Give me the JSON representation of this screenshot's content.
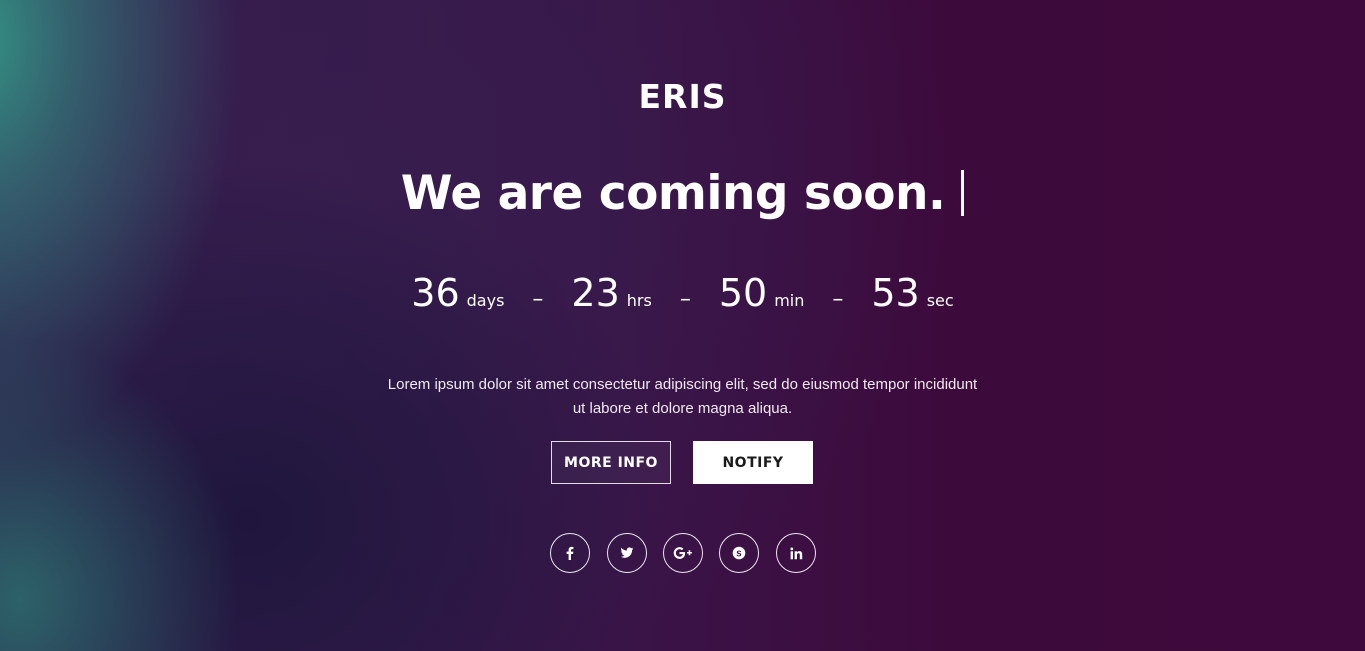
{
  "brand": "ERIS",
  "headline": "We are coming soon.",
  "countdown": {
    "days": {
      "value": "36",
      "label": "days"
    },
    "hours": {
      "value": "23",
      "label": "hrs"
    },
    "minutes": {
      "value": "50",
      "label": "min"
    },
    "seconds": {
      "value": "53",
      "label": "sec"
    },
    "separator": "–"
  },
  "description": "Lorem ipsum dolor sit amet consectetur adipiscing elit, sed do eiusmod tempor incididunt ut labore et dolore magna aliqua.",
  "buttons": {
    "more_info": "MORE INFO",
    "notify": "NOTIFY"
  },
  "social": [
    {
      "icon": "facebook-icon"
    },
    {
      "icon": "twitter-icon"
    },
    {
      "icon": "google-plus-icon"
    },
    {
      "icon": "skype-icon"
    },
    {
      "icon": "linkedin-icon"
    }
  ],
  "colors": {
    "background": "#3c0a3c",
    "accent_teal": "#349687",
    "text": "#ffffff",
    "notify_button_bg": "#ffffff"
  }
}
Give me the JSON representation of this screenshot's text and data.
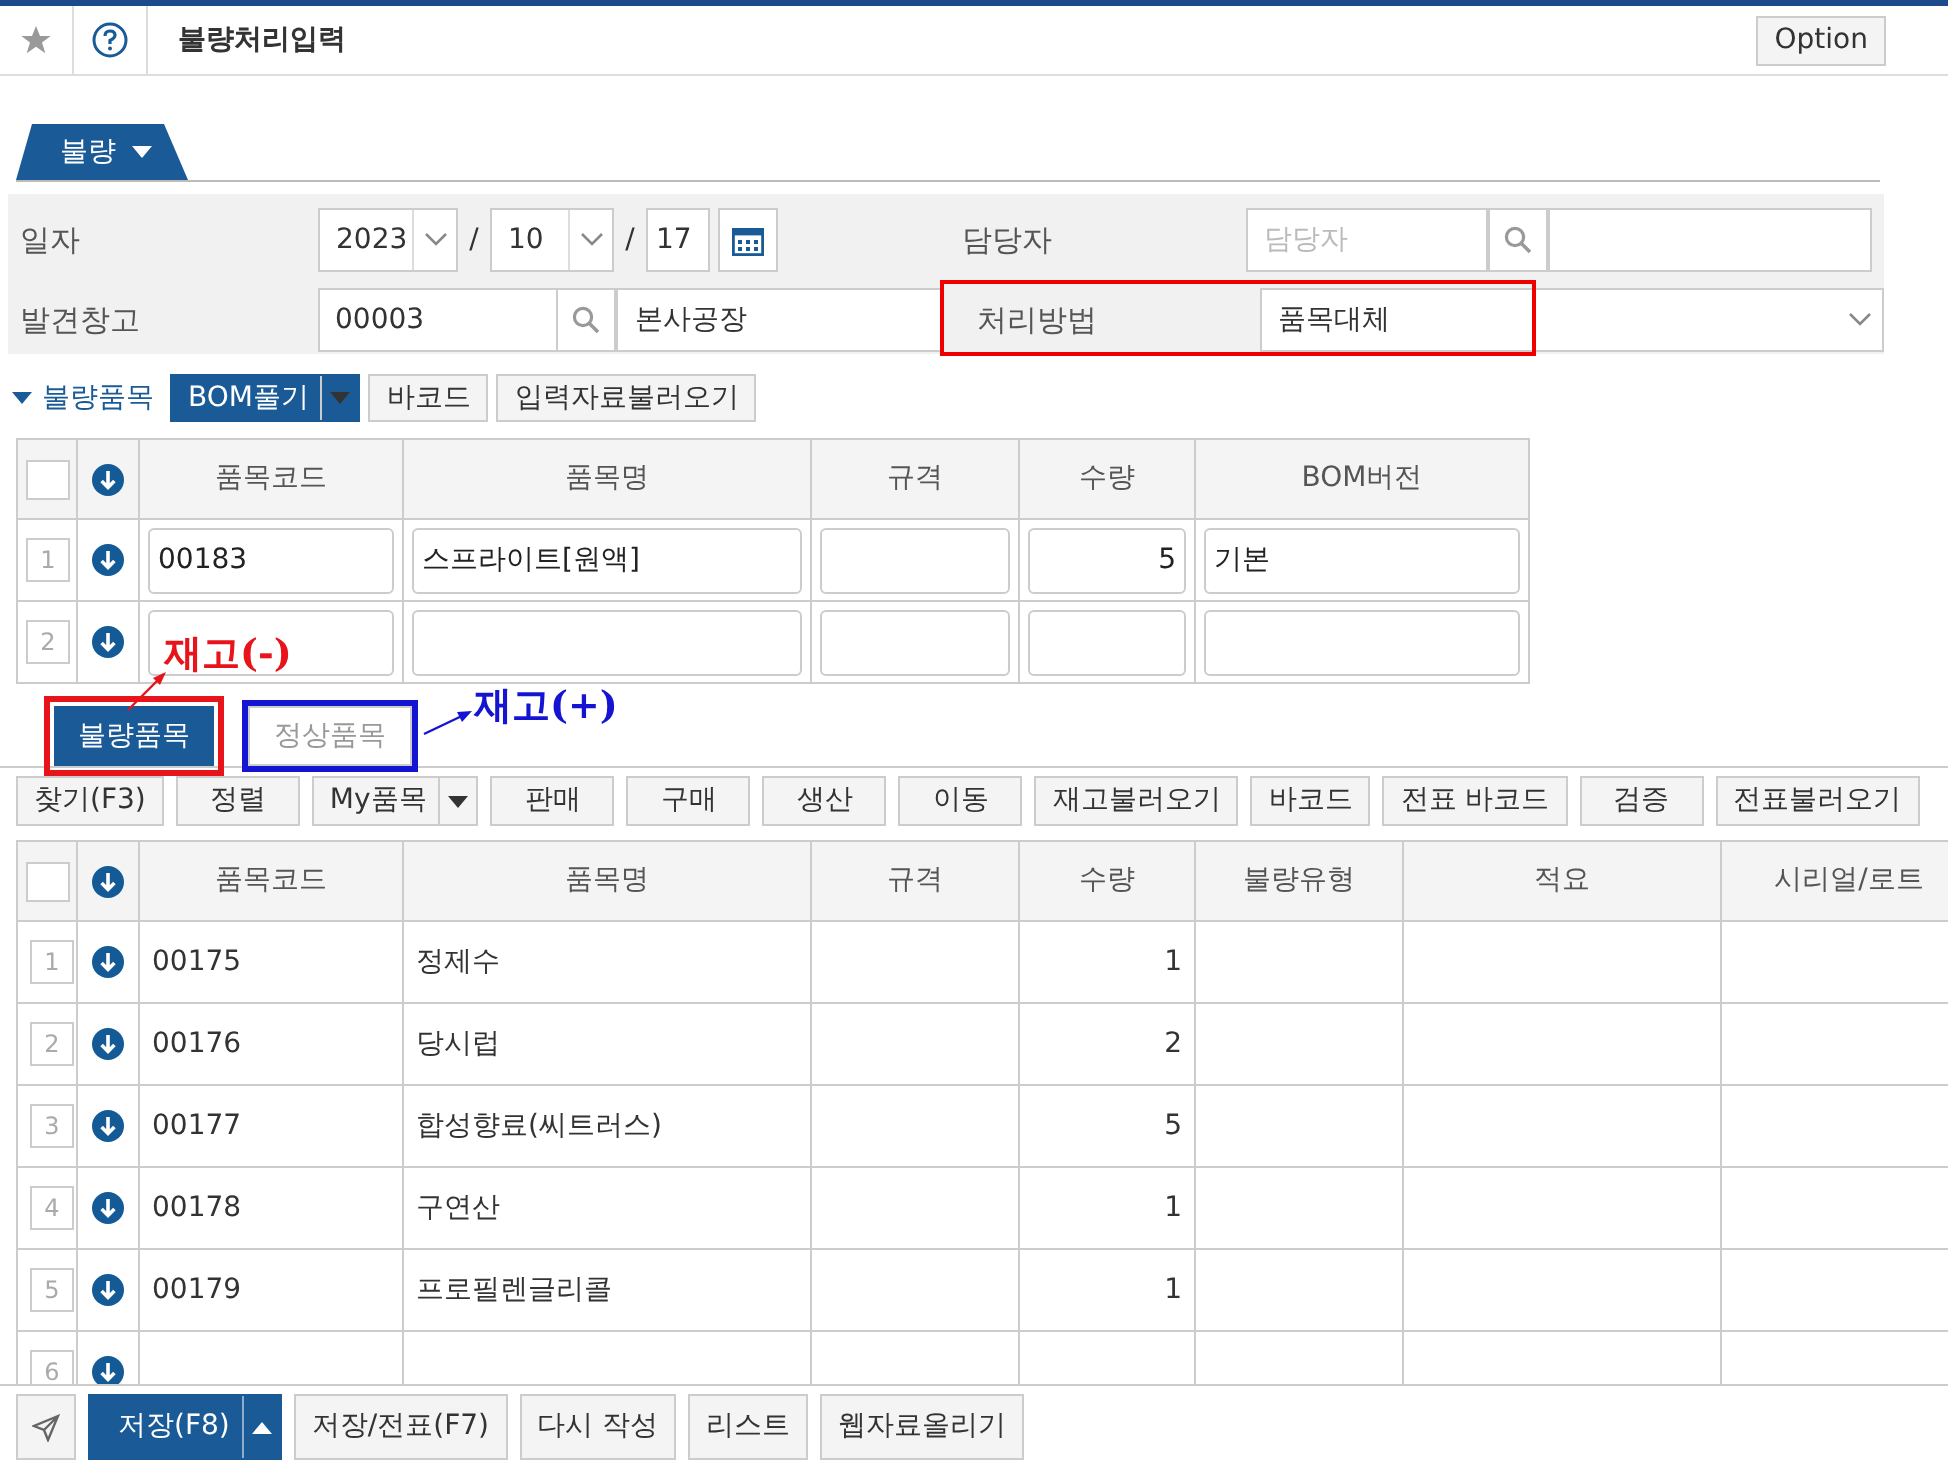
{
  "header": {
    "title": "불량처리입력",
    "option_button": "Option"
  },
  "form_tab": {
    "label": "불량"
  },
  "form": {
    "date": {
      "label": "일자",
      "year": "2023",
      "month": "10",
      "day": "17",
      "separators": [
        "/",
        "/"
      ]
    },
    "manager": {
      "label": "담당자",
      "placeholder": "담당자"
    },
    "warehouse": {
      "label": "발견창고",
      "code": "00003",
      "name": "본사공장"
    },
    "method": {
      "label": "처리방법",
      "value": "품목대체",
      "highlighted": true
    }
  },
  "section": {
    "label": "불량품목",
    "expanded": true,
    "buttons": [
      {
        "label": "BOM풀기",
        "kind": "split"
      },
      {
        "label": "바코드",
        "kind": "plain"
      },
      {
        "label": "입력자료불러오기",
        "kind": "plain"
      }
    ]
  },
  "input_table": {
    "all_checked": false,
    "columns": [
      "품목코드",
      "품목명",
      "규격",
      "수량",
      "BOM버전"
    ],
    "rows": [
      {
        "no": "1",
        "code": "00183",
        "name": "스프라이트[원액]",
        "qty": "5",
        "bom": "기본"
      },
      {
        "no": "2"
      }
    ]
  },
  "annotations": [
    {
      "text": "재고(-)",
      "color": "#e8141b"
    },
    {
      "text": "재고(+)",
      "color": "#1414d2"
    }
  ],
  "tabs": [
    {
      "label": "불량품목",
      "selected": true
    },
    {
      "label": "정상품목",
      "selected": false
    }
  ],
  "toolbar": [
    {
      "label": "찾기(F3)",
      "kind": "plain"
    },
    {
      "label": "정렬",
      "kind": "plain"
    },
    {
      "label": "My품목",
      "kind": "split"
    },
    {
      "label": "판매",
      "kind": "plain"
    },
    {
      "label": "구매",
      "kind": "plain"
    },
    {
      "label": "생산",
      "kind": "plain"
    },
    {
      "label": "이동",
      "kind": "plain"
    },
    {
      "label": "재고불러오기",
      "kind": "plain"
    },
    {
      "label": "바코드",
      "kind": "plain"
    },
    {
      "label": "전표 바코드",
      "kind": "plain"
    },
    {
      "label": "검증",
      "kind": "plain"
    },
    {
      "label": "전표불러오기",
      "kind": "plain"
    }
  ],
  "items_table": {
    "all_checked": false,
    "columns": [
      "품목코드",
      "품목명",
      "규격",
      "수량",
      "불량유형",
      "적요",
      "시리얼/로트"
    ],
    "rows": [
      {
        "no": "1",
        "code": "00175",
        "name": "정제수",
        "qty": "1"
      },
      {
        "no": "2",
        "code": "00176",
        "name": "당시럽",
        "qty": "2"
      },
      {
        "no": "3",
        "code": "00177",
        "name": "합성향료(씨트러스)",
        "qty": "5"
      },
      {
        "no": "4",
        "code": "00178",
        "name": "구연산",
        "qty": "1"
      },
      {
        "no": "5",
        "code": "00179",
        "name": "프로필렌글리콜",
        "qty": "1"
      },
      {
        "no": "6"
      }
    ]
  },
  "footer": [
    {
      "kind": "icon"
    },
    {
      "label": "저장(F8)",
      "kind": "primary-split"
    },
    {
      "label": "저장/전표(F7)",
      "kind": "plain"
    },
    {
      "label": "다시 작성",
      "kind": "plain"
    },
    {
      "label": "리스트",
      "kind": "plain"
    },
    {
      "label": "웹자료올리기",
      "kind": "plain"
    }
  ]
}
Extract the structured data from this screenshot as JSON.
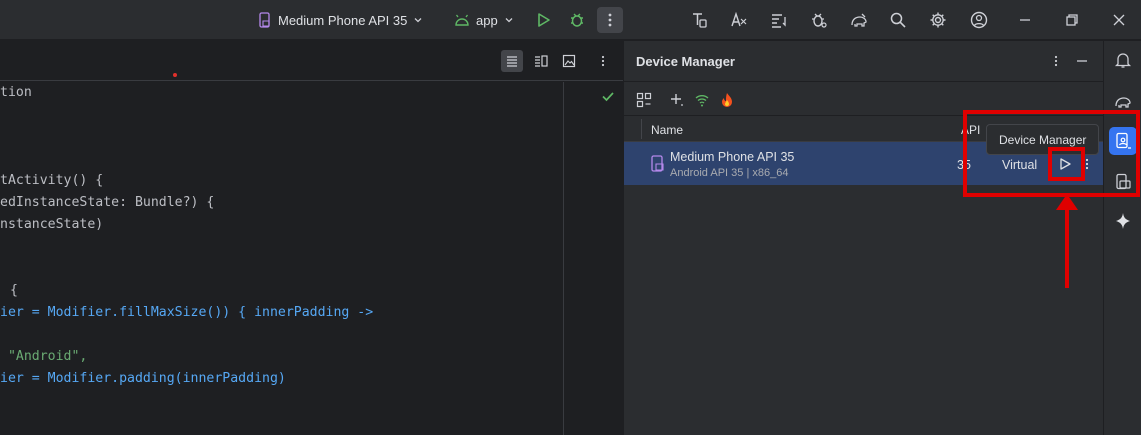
{
  "toolbar": {
    "device_label": "Medium Phone API 35",
    "app_label": "app"
  },
  "editor": {
    "code_lines": [
      "tion",
      "tActivity() {",
      "edInstanceState: Bundle?) {",
      "nstanceState)",
      "{",
      "ier = Modifier.fillMaxSize()) { innerPadding ->",
      " \"Android\",",
      "ier = Modifier.padding(innerPadding)"
    ]
  },
  "device_manager": {
    "title": "Device Manager",
    "columns": {
      "name": "Name",
      "api": "API"
    },
    "rows": [
      {
        "name": "Medium Phone API 35",
        "subtitle": "Android API 35 | x86_64",
        "api": "35",
        "type": "Virtual"
      }
    ]
  },
  "tooltip": {
    "text": "Device Manager"
  },
  "colors": {
    "accent": "#3574f0",
    "selection": "#2e436e",
    "annotation": "#e00000"
  }
}
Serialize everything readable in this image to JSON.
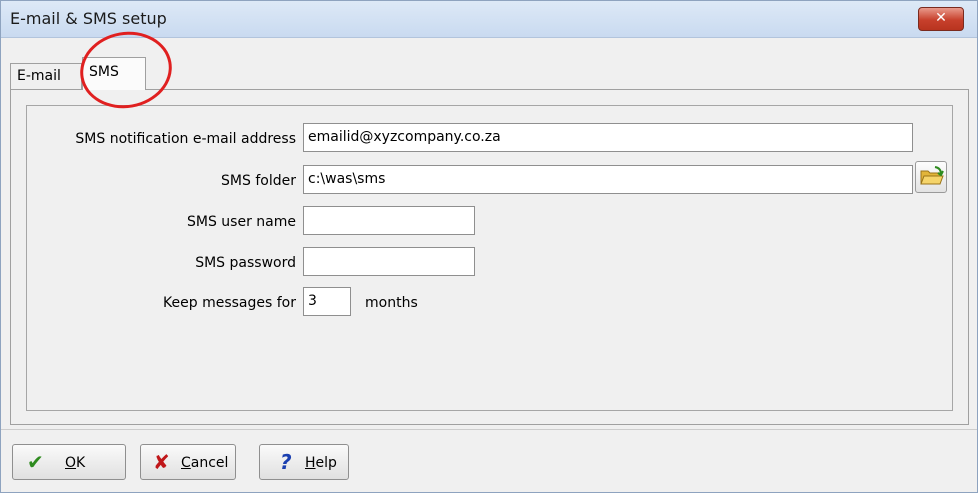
{
  "window": {
    "title": "E-mail & SMS setup",
    "close_label": "✕"
  },
  "tabs": [
    {
      "label": "E-mail"
    },
    {
      "label": "SMS"
    }
  ],
  "form": {
    "sms_email_label": "SMS notification e-mail address",
    "sms_email_value": "emailid@xyzcompany.co.za",
    "sms_folder_label": "SMS folder",
    "sms_folder_value": "c:\\was\\sms",
    "sms_user_label": "SMS user name",
    "sms_user_value": "",
    "sms_password_label": "SMS password",
    "sms_password_value": "",
    "keep_label": "Keep messages for",
    "keep_value": "3",
    "keep_unit": "months"
  },
  "buttons": {
    "ok_underline": "O",
    "ok_rest": "K",
    "cancel_underline": "C",
    "cancel_rest": "ancel",
    "help_underline": "H",
    "help_rest": "elp"
  },
  "icons": {
    "ok": "checkmark-icon",
    "cancel": "x-icon",
    "help": "question-icon",
    "folder": "open-folder-icon"
  },
  "colors": {
    "accent_red": "#e02020",
    "check_green": "#2e8b1f",
    "cancel_red": "#c0171a",
    "help_blue": "#1a3fb0"
  }
}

☆ ☆ ☆ ☆

▸ TASK:
Above are records to transcribe exactly; leave their pictures out.

▸ THE ANSWER:
Give me the JSON representation of this screenshot's content.
{
  "brand": "ERIS",
  "headline": "We are coming soon.",
  "countdown": {
    "days": {
      "value": "36",
      "label": "days"
    },
    "hours": {
      "value": "23",
      "label": "hrs"
    },
    "minutes": {
      "value": "50",
      "label": "min"
    },
    "seconds": {
      "value": "53",
      "label": "sec"
    },
    "separator": "–"
  },
  "description": "Lorem ipsum dolor sit amet consectetur adipiscing elit, sed do eiusmod tempor incididunt ut labore et dolore magna aliqua.",
  "buttons": {
    "more_info": "MORE INFO",
    "notify": "NOTIFY"
  },
  "social": [
    {
      "icon": "facebook-icon"
    },
    {
      "icon": "twitter-icon"
    },
    {
      "icon": "google-plus-icon"
    },
    {
      "icon": "skype-icon"
    },
    {
      "icon": "linkedin-icon"
    }
  ],
  "colors": {
    "background": "#3c0a3c",
    "accent_teal": "#349687",
    "text": "#ffffff",
    "notify_button_bg": "#ffffff"
  }
}
Give me the JSON representation of this screenshot's text and data.
{
  "header": {
    "title": "불량처리입력",
    "option_button": "Option"
  },
  "form_tab": {
    "label": "불량"
  },
  "form": {
    "date": {
      "label": "일자",
      "year": "2023",
      "month": "10",
      "day": "17",
      "separators": [
        "/",
        "/"
      ]
    },
    "manager": {
      "label": "담당자",
      "placeholder": "담당자"
    },
    "warehouse": {
      "label": "발견창고",
      "code": "00003",
      "name": "본사공장"
    },
    "method": {
      "label": "처리방법",
      "value": "품목대체",
      "highlighted": true
    }
  },
  "section": {
    "label": "불량품목",
    "expanded": true,
    "buttons": [
      {
        "label": "BOM풀기",
        "kind": "split"
      },
      {
        "label": "바코드",
        "kind": "plain"
      },
      {
        "label": "입력자료불러오기",
        "kind": "plain"
      }
    ]
  },
  "input_table": {
    "all_checked": false,
    "columns": [
      "품목코드",
      "품목명",
      "규격",
      "수량",
      "BOM버전"
    ],
    "rows": [
      {
        "no": "1",
        "code": "00183",
        "name": "스프라이트[원액]",
        "qty": "5",
        "bom": "기본"
      },
      {
        "no": "2"
      }
    ]
  },
  "annotations": [
    {
      "text": "재고(-)",
      "color": "#e8141b"
    },
    {
      "text": "재고(+)",
      "color": "#1414d2"
    }
  ],
  "tabs": [
    {
      "label": "불량품목",
      "selected": true
    },
    {
      "label": "정상품목",
      "selected": false
    }
  ],
  "toolbar": [
    {
      "label": "찾기(F3)",
      "kind": "plain"
    },
    {
      "label": "정렬",
      "kind": "plain"
    },
    {
      "label": "My품목",
      "kind": "split"
    },
    {
      "label": "판매",
      "kind": "plain"
    },
    {
      "label": "구매",
      "kind": "plain"
    },
    {
      "label": "생산",
      "kind": "plain"
    },
    {
      "label": "이동",
      "kind": "plain"
    },
    {
      "label": "재고불러오기",
      "kind": "plain"
    },
    {
      "label": "바코드",
      "kind": "plain"
    },
    {
      "label": "전표 바코드",
      "kind": "plain"
    },
    {
      "label": "검증",
      "kind": "plain"
    },
    {
      "label": "전표불러오기",
      "kind": "plain"
    }
  ],
  "items_table": {
    "all_checked": false,
    "columns": [
      "품목코드",
      "품목명",
      "규격",
      "수량",
      "불량유형",
      "적요",
      "시리얼/로트"
    ],
    "rows": [
      {
        "no": "1",
        "code": "00175",
        "name": "정제수",
        "qty": "1"
      },
      {
        "no": "2",
        "code": "00176",
        "name": "당시럽",
        "qty": "2"
      },
      {
        "no": "3",
        "code": "00177",
        "name": "합성향료(씨트러스)",
        "qty": "5"
      },
      {
        "no": "4",
        "code": "00178",
        "name": "구연산",
        "qty": "1"
      },
      {
        "no": "5",
        "code": "00179",
        "name": "프로필렌글리콜",
        "qty": "1"
      },
      {
        "no": "6"
      }
    ]
  },
  "footer": [
    {
      "kind": "icon"
    },
    {
      "label": "저장(F8)",
      "kind": "primary-split"
    },
    {
      "label": "저장/전표(F7)",
      "kind": "plain"
    },
    {
      "label": "다시 작성",
      "kind": "plain"
    },
    {
      "label": "리스트",
      "kind": "plain"
    },
    {
      "label": "웹자료올리기",
      "kind": "plain"
    }
  ]
}
Extract the structured data from this screenshot as JSON.
{
  "toolbar": {
    "device_label": "Medium Phone API 35",
    "app_label": "app"
  },
  "editor": {
    "code_lines": [
      "tion",
      "tActivity() {",
      "edInstanceState: Bundle?) {",
      "nstanceState)",
      "{",
      "ier = Modifier.fillMaxSize()) { innerPadding ->",
      " \"Android\",",
      "ier = Modifier.padding(innerPadding)"
    ]
  },
  "device_manager": {
    "title": "Device Manager",
    "columns": {
      "name": "Name",
      "api": "API"
    },
    "rows": [
      {
        "name": "Medium Phone API 35",
        "subtitle": "Android API 35 | x86_64",
        "api": "35",
        "type": "Virtual"
      }
    ]
  },
  "tooltip": {
    "text": "Device Manager"
  },
  "colors": {
    "accent": "#3574f0",
    "selection": "#2e436e",
    "annotation": "#e00000"
  }
}
Serialize everything readable in this image to JSON.
{
  "window": {
    "title": "E-mail & SMS setup",
    "close_label": "✕"
  },
  "tabs": [
    {
      "label": "E-mail"
    },
    {
      "label": "SMS"
    }
  ],
  "form": {
    "sms_email_label": "SMS notification e-mail address",
    "sms_email_value": "emailid@xyzcompany.co.za",
    "sms_folder_label": "SMS folder",
    "sms_folder_value": "c:\\was\\sms",
    "sms_user_label": "SMS user name",
    "sms_user_value": "",
    "sms_password_label": "SMS password",
    "sms_password_value": "",
    "keep_label": "Keep messages for",
    "keep_value": "3",
    "keep_unit": "months"
  },
  "buttons": {
    "ok_underline": "O",
    "ok_rest": "K",
    "cancel_underline": "C",
    "cancel_rest": "ancel",
    "help_underline": "H",
    "help_rest": "elp"
  },
  "icons": {
    "ok": "checkmark-icon",
    "cancel": "x-icon",
    "help": "question-icon",
    "folder": "open-folder-icon"
  },
  "colors": {
    "accent_red": "#e02020",
    "check_green": "#2e8b1f",
    "cancel_red": "#c0171a",
    "help_blue": "#1a3fb0"
  }
}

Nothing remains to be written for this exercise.